## Written task
Copy the portion of the listing that begins with the line containing "legend-tick-min: 10.00 — [88, 480, 119, 494]" and ends with the line containing "boss-hole — [168, 423, 190, 445]", including both of those lines, reproducing each line without any change.

## Records
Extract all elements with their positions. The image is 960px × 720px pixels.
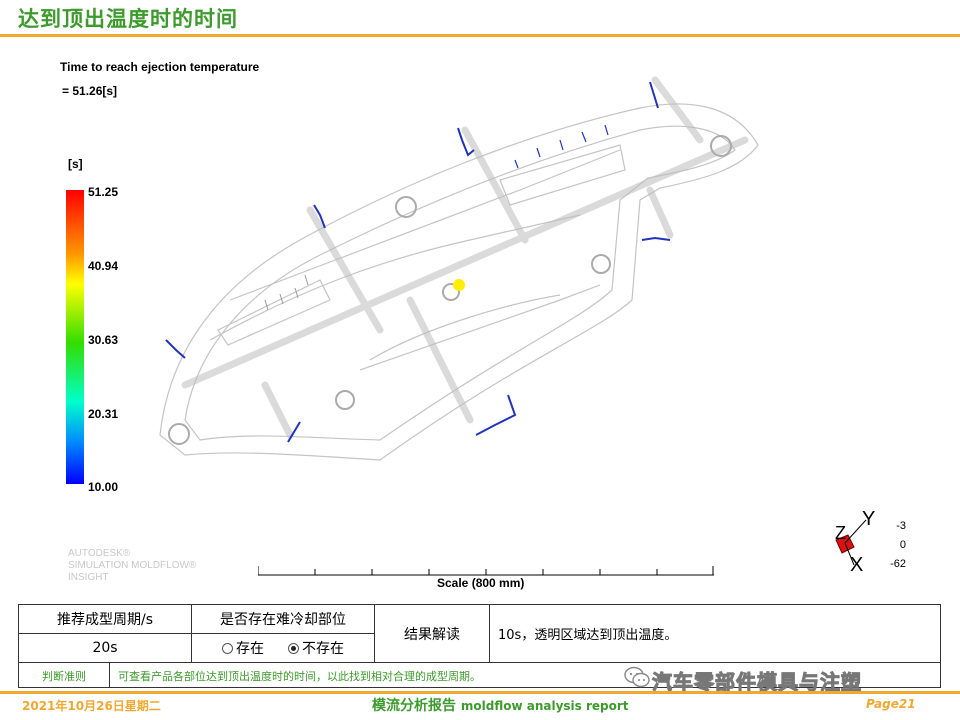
legend-tick-min: 10.00 — [88, 480, 119, 494]
software-watermark: AUTODESK® SIMULATION MOLDFLOW® INSIGHT — [68, 548, 197, 583]
legend-tick: 30.63 — [88, 333, 119, 347]
footer-date: 2021年10月26日星期二 — [22, 699, 161, 713]
part-inner-outline — [184, 125, 736, 441]
footer-report-title: 模流分析报告 moldflow analysis report — [372, 698, 629, 714]
boss-hole — [710, 135, 732, 157]
view-rotation-values: -3 0 -62 — [890, 520, 906, 570]
interpretation-text: 10s，透明区域达到顶出温度。 — [498, 628, 678, 643]
info-table: 推荐成型周期/s 是否存在难冷却部位 20s 存在 不存在 结果解读 10s，透… — [18, 604, 941, 688]
interpretation-label: 结果解读 — [404, 626, 460, 643]
footer-page-number: Page21 — [866, 697, 916, 711]
triad-x-label: X — [850, 554, 863, 575]
footer-divider — [0, 691, 960, 694]
result-value: = 51.26[s] — [62, 84, 118, 98]
boss-hole — [442, 283, 460, 301]
boss-hole — [335, 390, 355, 410]
part-model-view[interactable] — [150, 70, 770, 470]
hard-cooling-radios: 存在 不存在 — [192, 634, 374, 662]
radio-checked-icon — [288, 643, 299, 654]
legend-unit: [s] — [68, 157, 83, 171]
cooling-line — [165, 339, 186, 359]
scale-bar — [258, 566, 714, 576]
wechat-watermark: 汽车零部件模具与注塑 — [652, 670, 862, 695]
judge-label: 判断准则 — [42, 669, 86, 683]
orientation-triad-icon[interactable]: Y Z X — [826, 505, 886, 575]
cooling-line — [641, 236, 671, 241]
radio-yes[interactable]: 存在 — [222, 638, 264, 658]
boss-hole — [591, 254, 611, 274]
triad-y-label: Y — [862, 508, 875, 530]
judge-text: 可查看产品各部位达到顶出温度时的时间，以此找到相对合理的成型周期。 — [118, 669, 481, 683]
cooling-line — [457, 127, 475, 157]
hard-cooling-header: 是否存在难冷却部位 — [220, 612, 346, 628]
boss-hole — [168, 423, 190, 445]
triad-z-label: Z — [835, 523, 846, 543]
wechat-icon — [624, 666, 650, 688]
legend-tick-max: 51.25 — [88, 185, 119, 199]
legend-tick: 20.31 — [88, 407, 119, 421]
cooling-line — [313, 204, 326, 229]
color-legend-bar — [66, 190, 84, 484]
injection-point — [453, 279, 465, 291]
cooling-line — [287, 421, 301, 443]
cycle-time-header: 推荐成型周期/s — [56, 612, 153, 628]
radio-no[interactable]: 不存在 — [288, 638, 344, 658]
cycle-time-value: 20s — [92, 640, 118, 656]
scale-label: Scale (800 mm) — [437, 576, 525, 590]
cooling-line — [649, 81, 659, 109]
title-divider — [0, 34, 960, 37]
radio-unchecked-icon — [222, 643, 233, 654]
part-outline — [159, 103, 759, 461]
slide-title: 达到顶出温度时的时间 — [18, 7, 238, 31]
legend-tick: 40.94 — [88, 259, 119, 273]
cooling-line — [475, 394, 517, 436]
boss-hole — [395, 196, 417, 218]
result-name: Time to reach ejection temperature — [60, 60, 260, 74]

## Written response
legend-tick-min: 10.00 — [88, 480, 119, 494]
software-watermark: AUTODESK® SIMULATION MOLDFLOW® INSIGHT — [68, 548, 197, 583]
legend-tick: 30.63 — [88, 333, 119, 347]
footer-date: 2021年10月26日星期二 — [22, 699, 161, 713]
part-inner-outline — [184, 125, 736, 441]
footer-report-title: 模流分析报告 moldflow analysis report — [372, 698, 629, 714]
boss-hole — [710, 135, 732, 157]
view-rotation-values: -3 0 -62 — [890, 520, 906, 570]
interpretation-text: 10s，透明区域达到顶出温度。 — [498, 628, 678, 643]
info-table: 推荐成型周期/s 是否存在难冷却部位 20s 存在 不存在 结果解读 10s，透… — [18, 604, 941, 688]
interpretation-label: 结果解读 — [404, 626, 460, 643]
footer-page-number: Page21 — [866, 697, 916, 711]
triad-x-label: X — [850, 554, 863, 575]
footer-divider — [0, 691, 960, 694]
result-value: = 51.26[s] — [62, 84, 118, 98]
boss-hole — [442, 283, 460, 301]
boss-hole — [335, 390, 355, 410]
part-model-view[interactable] — [150, 70, 770, 470]
hard-cooling-radios: 存在 不存在 — [192, 634, 374, 662]
radio-checked-icon — [288, 643, 299, 654]
legend-unit: [s] — [68, 157, 83, 171]
cooling-line — [165, 339, 186, 359]
scale-bar — [258, 566, 714, 576]
wechat-watermark: 汽车零部件模具与注塑 — [652, 670, 862, 695]
judge-label: 判断准则 — [42, 669, 86, 683]
orientation-triad-icon[interactable]: Y Z X — [826, 505, 886, 575]
cooling-line — [641, 236, 671, 241]
radio-yes[interactable]: 存在 — [222, 638, 264, 658]
boss-hole — [591, 254, 611, 274]
triad-y-label: Y — [862, 508, 875, 530]
judge-text: 可查看产品各部位达到顶出温度时的时间，以此找到相对合理的成型周期。 — [118, 669, 481, 683]
cooling-line — [457, 127, 475, 157]
hard-cooling-header: 是否存在难冷却部位 — [220, 612, 346, 628]
boss-hole — [168, 423, 190, 445]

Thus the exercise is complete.